» Your objective: List all lines in the material below that contain "structured".

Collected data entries
:::
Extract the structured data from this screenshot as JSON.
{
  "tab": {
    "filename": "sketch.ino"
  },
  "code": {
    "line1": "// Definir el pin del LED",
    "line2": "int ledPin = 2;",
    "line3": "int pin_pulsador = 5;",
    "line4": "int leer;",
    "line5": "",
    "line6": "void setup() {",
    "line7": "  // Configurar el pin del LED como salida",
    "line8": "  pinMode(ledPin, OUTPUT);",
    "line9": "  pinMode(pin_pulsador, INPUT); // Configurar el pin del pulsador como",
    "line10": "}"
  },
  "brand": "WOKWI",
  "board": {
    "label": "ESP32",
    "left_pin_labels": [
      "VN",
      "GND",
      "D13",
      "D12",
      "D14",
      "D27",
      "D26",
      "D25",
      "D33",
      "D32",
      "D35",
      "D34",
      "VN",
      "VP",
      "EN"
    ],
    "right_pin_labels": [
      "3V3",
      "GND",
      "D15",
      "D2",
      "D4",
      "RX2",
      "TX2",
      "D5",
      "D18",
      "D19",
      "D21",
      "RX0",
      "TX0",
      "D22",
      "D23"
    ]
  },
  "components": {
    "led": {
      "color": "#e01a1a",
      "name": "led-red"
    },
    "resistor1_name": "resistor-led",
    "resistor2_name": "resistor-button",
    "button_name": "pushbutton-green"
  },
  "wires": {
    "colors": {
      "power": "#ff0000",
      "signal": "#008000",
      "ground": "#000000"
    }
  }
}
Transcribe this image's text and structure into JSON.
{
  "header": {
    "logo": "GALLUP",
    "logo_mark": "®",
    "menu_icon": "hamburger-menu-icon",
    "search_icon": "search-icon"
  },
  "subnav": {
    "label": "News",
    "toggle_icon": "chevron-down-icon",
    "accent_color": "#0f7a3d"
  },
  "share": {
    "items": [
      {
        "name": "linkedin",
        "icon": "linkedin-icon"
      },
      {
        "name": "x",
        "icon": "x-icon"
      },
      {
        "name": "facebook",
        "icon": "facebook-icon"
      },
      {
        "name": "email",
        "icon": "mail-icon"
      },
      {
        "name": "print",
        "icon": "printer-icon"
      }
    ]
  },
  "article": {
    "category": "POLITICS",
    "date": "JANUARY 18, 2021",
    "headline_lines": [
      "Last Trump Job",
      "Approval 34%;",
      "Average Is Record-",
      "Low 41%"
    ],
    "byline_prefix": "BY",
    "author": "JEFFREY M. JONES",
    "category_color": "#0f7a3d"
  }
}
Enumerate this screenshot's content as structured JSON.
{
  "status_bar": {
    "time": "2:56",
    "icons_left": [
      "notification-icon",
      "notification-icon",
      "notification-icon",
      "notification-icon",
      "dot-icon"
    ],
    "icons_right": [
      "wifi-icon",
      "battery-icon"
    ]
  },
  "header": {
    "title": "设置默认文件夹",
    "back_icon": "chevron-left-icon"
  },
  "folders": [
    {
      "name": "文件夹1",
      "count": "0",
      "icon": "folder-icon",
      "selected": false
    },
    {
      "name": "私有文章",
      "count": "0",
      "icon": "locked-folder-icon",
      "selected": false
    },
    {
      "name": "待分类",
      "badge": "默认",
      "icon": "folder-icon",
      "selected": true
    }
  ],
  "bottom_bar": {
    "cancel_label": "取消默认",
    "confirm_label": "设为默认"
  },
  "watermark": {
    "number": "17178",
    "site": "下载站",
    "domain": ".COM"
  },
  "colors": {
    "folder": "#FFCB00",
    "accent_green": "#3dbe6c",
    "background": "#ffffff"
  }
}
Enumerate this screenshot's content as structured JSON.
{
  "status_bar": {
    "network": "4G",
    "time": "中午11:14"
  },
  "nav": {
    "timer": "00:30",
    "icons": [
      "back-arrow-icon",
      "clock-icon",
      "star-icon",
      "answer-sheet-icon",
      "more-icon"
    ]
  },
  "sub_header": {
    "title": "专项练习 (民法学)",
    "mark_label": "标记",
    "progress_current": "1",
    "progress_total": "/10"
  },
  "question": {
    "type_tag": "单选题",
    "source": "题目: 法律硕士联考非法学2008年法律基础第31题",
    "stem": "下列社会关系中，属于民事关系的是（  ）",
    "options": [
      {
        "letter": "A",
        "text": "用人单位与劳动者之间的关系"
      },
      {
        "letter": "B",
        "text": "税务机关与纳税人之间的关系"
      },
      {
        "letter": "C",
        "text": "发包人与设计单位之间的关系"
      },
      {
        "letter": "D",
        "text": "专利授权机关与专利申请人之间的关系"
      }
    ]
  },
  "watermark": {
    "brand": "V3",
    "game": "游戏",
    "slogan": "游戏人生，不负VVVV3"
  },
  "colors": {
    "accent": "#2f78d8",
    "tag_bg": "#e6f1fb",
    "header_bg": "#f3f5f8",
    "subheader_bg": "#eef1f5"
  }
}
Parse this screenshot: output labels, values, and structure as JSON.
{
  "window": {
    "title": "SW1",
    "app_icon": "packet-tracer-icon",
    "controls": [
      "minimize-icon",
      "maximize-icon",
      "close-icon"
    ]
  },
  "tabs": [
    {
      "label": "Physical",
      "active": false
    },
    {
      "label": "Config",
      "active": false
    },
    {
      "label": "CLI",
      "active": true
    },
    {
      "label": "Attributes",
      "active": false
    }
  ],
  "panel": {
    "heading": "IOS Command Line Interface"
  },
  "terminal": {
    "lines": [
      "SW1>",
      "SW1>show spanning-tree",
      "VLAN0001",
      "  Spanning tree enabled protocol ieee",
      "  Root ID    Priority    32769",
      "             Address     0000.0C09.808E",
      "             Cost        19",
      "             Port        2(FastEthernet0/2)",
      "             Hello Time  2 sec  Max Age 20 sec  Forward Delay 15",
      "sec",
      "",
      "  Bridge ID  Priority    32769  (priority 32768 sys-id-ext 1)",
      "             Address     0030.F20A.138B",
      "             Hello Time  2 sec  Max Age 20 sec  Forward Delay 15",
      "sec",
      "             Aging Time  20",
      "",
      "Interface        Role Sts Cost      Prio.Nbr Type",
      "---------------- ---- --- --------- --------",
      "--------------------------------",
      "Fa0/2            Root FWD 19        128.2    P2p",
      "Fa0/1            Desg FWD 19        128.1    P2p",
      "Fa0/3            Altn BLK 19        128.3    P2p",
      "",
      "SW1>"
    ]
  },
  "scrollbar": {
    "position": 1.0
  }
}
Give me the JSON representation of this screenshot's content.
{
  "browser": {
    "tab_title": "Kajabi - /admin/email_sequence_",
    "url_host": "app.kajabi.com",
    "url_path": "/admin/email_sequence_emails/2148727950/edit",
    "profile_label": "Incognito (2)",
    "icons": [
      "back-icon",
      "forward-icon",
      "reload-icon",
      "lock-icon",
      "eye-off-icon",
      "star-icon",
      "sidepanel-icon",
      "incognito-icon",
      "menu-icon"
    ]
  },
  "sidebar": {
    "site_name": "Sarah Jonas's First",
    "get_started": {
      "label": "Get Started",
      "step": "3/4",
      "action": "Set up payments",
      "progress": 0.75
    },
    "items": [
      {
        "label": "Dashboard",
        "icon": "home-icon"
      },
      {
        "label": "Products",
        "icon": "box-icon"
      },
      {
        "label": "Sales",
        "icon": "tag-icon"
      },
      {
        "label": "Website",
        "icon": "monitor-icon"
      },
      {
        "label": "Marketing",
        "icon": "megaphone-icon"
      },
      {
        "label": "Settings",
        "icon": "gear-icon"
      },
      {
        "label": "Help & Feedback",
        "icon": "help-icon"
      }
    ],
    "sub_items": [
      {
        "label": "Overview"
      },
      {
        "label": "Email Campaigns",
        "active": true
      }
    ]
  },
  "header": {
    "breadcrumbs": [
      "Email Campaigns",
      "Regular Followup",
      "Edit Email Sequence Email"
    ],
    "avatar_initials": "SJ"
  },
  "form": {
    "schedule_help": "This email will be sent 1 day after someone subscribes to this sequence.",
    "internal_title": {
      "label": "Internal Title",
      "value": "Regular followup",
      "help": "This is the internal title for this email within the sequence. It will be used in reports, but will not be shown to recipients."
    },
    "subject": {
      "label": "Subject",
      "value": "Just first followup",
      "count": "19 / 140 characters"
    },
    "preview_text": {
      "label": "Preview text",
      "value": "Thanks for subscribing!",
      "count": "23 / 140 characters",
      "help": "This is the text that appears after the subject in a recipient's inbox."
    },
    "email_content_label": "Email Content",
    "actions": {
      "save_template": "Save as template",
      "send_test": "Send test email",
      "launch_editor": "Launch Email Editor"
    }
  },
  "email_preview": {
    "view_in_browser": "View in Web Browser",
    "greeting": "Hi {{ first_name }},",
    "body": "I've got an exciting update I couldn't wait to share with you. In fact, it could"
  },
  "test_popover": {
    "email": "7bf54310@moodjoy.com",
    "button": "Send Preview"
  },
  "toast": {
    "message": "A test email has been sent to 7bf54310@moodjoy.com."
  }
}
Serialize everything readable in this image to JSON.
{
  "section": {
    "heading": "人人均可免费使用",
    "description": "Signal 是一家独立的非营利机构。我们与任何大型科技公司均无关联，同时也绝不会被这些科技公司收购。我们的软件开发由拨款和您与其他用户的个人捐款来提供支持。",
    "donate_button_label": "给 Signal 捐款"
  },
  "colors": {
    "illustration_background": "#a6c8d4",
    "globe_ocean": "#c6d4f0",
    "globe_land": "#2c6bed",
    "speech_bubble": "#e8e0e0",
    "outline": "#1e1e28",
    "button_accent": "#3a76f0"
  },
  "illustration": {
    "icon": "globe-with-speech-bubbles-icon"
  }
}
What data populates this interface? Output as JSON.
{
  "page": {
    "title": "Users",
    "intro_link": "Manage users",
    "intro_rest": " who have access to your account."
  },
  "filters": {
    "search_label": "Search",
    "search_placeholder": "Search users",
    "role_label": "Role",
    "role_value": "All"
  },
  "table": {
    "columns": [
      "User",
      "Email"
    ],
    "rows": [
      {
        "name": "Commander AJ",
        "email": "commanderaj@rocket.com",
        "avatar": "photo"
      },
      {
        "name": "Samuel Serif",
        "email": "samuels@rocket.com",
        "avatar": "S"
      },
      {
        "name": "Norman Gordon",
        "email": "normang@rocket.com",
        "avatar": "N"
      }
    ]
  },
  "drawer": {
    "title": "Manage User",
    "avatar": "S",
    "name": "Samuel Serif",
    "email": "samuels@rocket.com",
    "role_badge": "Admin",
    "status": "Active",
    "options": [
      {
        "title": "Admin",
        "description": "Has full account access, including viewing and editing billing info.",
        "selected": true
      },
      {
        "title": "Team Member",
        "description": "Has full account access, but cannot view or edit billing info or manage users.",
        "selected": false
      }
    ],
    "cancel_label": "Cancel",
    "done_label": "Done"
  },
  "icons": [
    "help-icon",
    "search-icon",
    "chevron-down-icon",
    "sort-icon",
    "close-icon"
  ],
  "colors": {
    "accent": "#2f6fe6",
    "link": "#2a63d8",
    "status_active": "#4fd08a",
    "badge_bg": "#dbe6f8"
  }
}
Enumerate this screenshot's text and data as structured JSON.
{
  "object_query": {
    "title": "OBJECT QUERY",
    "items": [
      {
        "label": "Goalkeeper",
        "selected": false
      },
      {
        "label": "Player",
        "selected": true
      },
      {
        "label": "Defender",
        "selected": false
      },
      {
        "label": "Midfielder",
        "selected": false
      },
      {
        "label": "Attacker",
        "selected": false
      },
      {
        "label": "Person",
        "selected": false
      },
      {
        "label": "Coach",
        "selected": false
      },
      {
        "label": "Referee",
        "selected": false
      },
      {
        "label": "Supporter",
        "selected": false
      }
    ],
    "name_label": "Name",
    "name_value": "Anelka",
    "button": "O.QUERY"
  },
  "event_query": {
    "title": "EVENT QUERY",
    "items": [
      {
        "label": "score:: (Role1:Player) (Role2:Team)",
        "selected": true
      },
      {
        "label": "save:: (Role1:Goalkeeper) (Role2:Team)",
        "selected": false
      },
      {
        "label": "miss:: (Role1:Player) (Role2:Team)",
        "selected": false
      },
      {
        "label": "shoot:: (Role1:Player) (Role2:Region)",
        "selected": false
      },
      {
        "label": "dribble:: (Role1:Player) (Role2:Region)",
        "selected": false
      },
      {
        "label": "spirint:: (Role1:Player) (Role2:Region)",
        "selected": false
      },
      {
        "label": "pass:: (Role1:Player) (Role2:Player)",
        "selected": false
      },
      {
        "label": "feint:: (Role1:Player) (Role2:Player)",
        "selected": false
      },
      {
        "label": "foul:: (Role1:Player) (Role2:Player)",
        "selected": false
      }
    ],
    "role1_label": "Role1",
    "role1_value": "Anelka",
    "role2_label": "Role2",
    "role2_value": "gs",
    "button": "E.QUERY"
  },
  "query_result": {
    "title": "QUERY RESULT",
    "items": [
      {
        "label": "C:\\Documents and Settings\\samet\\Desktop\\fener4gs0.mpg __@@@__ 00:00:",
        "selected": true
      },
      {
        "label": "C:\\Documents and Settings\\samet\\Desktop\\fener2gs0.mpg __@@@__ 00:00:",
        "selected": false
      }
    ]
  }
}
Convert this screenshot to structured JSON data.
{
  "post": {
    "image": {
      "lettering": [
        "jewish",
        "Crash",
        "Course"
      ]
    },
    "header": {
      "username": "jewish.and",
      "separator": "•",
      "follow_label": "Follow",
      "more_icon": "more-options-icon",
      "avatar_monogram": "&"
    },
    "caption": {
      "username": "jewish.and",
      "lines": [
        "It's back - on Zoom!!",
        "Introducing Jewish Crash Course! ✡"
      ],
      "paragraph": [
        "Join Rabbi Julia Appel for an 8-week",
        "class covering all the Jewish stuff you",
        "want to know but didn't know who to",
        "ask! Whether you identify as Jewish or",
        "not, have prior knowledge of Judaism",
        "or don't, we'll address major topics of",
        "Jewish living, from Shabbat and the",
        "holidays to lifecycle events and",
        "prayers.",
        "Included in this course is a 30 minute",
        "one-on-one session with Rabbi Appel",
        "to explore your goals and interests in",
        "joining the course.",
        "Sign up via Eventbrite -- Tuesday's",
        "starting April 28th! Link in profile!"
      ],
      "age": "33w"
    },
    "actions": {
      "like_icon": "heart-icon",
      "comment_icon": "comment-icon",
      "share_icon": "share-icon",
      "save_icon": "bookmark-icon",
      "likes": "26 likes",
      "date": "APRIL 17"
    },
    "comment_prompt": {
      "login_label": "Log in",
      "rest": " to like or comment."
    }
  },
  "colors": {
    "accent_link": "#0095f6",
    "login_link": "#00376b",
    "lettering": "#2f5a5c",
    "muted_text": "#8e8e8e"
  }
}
:::
» Output:
Extract the structured data from this screenshot as JSON.
Enumerate this screenshot's content as structured JSON.
Enumerate this screenshot's content as structured JSON.
Enumerate this screenshot's text and data as structured JSON.
Convert this screenshot to structured JSON data.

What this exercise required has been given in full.